▶ CONSIGNE: Pourriez-vous recopier mot pour mot toutes les lignes ci-dessous, en omettant les images ?

▶ DONNÉES À TRAITER:
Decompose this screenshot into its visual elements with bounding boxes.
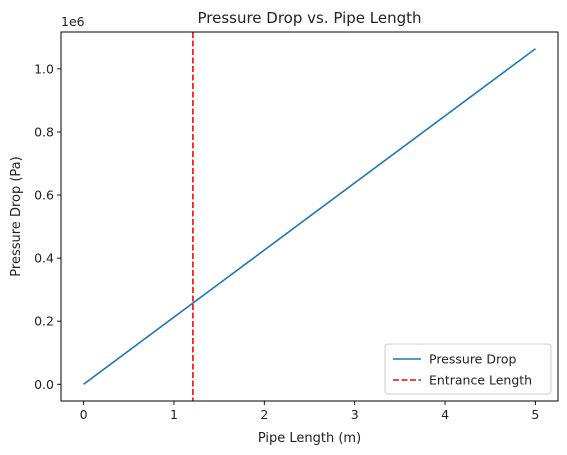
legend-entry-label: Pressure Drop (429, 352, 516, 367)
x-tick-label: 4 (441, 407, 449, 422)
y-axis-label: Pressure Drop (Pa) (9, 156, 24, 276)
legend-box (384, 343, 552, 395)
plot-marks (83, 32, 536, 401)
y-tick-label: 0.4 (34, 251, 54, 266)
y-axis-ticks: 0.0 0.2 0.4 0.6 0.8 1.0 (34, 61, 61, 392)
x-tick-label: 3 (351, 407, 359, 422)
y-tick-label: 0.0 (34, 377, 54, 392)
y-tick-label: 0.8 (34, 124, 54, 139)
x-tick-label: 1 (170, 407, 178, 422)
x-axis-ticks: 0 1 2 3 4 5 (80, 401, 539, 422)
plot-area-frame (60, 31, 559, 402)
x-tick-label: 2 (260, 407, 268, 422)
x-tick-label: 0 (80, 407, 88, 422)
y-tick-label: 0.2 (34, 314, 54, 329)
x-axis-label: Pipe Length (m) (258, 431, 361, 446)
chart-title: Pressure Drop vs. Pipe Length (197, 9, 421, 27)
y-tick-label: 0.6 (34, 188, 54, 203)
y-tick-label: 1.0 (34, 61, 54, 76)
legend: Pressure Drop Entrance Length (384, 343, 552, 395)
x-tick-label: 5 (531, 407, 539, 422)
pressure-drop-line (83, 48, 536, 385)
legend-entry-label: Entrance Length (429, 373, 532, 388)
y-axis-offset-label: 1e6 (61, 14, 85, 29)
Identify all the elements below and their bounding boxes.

▶ RÉPONSE ATTENDUE:
Decompose this screenshot into its visual elements with bounding boxes.
legend-entry-label: Pressure Drop (429, 352, 516, 367)
x-tick-label: 4 (441, 407, 449, 422)
y-axis-label: Pressure Drop (Pa) (9, 156, 24, 276)
legend-box (384, 343, 552, 395)
plot-marks (83, 32, 536, 401)
y-tick-label: 0.4 (34, 251, 54, 266)
y-axis-ticks: 0.0 0.2 0.4 0.6 0.8 1.0 (34, 61, 61, 392)
x-tick-label: 3 (351, 407, 359, 422)
y-tick-label: 0.0 (34, 377, 54, 392)
y-tick-label: 0.8 (34, 124, 54, 139)
x-tick-label: 1 (170, 407, 178, 422)
x-axis-ticks: 0 1 2 3 4 5 (80, 401, 539, 422)
plot-area-frame (60, 31, 559, 402)
x-tick-label: 2 (260, 407, 268, 422)
x-tick-label: 0 (80, 407, 88, 422)
y-tick-label: 0.2 (34, 314, 54, 329)
x-axis-label: Pipe Length (m) (258, 431, 361, 446)
chart-title: Pressure Drop vs. Pipe Length (197, 9, 421, 27)
y-tick-label: 0.6 (34, 188, 54, 203)
y-tick-label: 1.0 (34, 61, 54, 76)
legend: Pressure Drop Entrance Length (384, 343, 552, 395)
x-tick-label: 5 (531, 407, 539, 422)
pressure-drop-line (83, 48, 536, 385)
legend-entry-label: Entrance Length (429, 373, 532, 388)
y-axis-offset-label: 1e6 (61, 14, 85, 29)
Identify all the elements below and their bounding boxes.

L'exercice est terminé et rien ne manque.